▶ PROVIDED MATERIAL:
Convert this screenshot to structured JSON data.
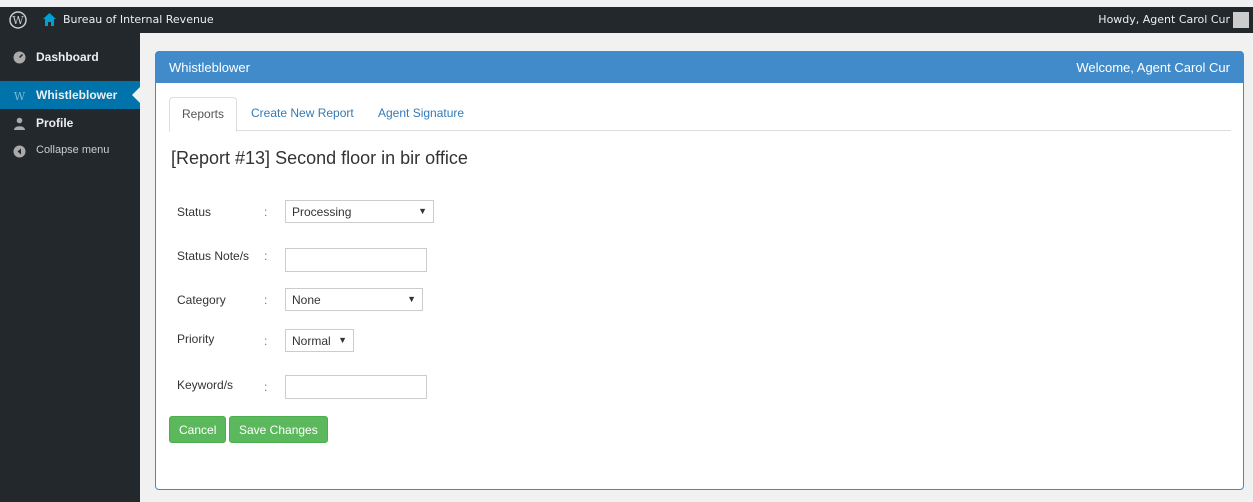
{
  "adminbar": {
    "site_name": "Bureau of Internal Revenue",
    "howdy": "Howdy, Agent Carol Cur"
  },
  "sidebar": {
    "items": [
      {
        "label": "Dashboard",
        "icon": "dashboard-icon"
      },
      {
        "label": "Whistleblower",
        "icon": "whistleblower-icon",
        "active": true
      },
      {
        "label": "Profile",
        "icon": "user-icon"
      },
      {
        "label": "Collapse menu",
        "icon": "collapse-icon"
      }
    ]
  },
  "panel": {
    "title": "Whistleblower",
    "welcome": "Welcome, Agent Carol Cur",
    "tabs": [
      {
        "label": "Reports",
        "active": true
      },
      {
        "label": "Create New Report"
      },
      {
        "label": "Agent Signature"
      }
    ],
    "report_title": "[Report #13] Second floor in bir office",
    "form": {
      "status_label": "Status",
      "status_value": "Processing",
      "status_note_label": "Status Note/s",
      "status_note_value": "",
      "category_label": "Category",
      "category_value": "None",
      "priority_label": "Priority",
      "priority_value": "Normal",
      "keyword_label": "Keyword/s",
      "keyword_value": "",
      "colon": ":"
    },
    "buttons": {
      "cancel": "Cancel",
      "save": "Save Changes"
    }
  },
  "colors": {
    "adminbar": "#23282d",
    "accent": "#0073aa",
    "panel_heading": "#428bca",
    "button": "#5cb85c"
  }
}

▶ YOUR GOAL: Reproduce the entries above word for word. Pictures stay out.

▶ REPLY TO THE TASK:
Convert this screenshot to structured JSON data.
{
  "adminbar": {
    "site_name": "Bureau of Internal Revenue",
    "howdy": "Howdy, Agent Carol Cur"
  },
  "sidebar": {
    "items": [
      {
        "label": "Dashboard",
        "icon": "dashboard-icon"
      },
      {
        "label": "Whistleblower",
        "icon": "whistleblower-icon",
        "active": true
      },
      {
        "label": "Profile",
        "icon": "user-icon"
      },
      {
        "label": "Collapse menu",
        "icon": "collapse-icon"
      }
    ]
  },
  "panel": {
    "title": "Whistleblower",
    "welcome": "Welcome, Agent Carol Cur",
    "tabs": [
      {
        "label": "Reports",
        "active": true
      },
      {
        "label": "Create New Report"
      },
      {
        "label": "Agent Signature"
      }
    ],
    "report_title": "[Report #13] Second floor in bir office",
    "form": {
      "status_label": "Status",
      "status_value": "Processing",
      "status_note_label": "Status Note/s",
      "status_note_value": "",
      "category_label": "Category",
      "category_value": "None",
      "priority_label": "Priority",
      "priority_value": "Normal",
      "keyword_label": "Keyword/s",
      "keyword_value": "",
      "colon": ":"
    },
    "buttons": {
      "cancel": "Cancel",
      "save": "Save Changes"
    }
  },
  "colors": {
    "adminbar": "#23282d",
    "accent": "#0073aa",
    "panel_heading": "#428bca",
    "button": "#5cb85c"
  }
}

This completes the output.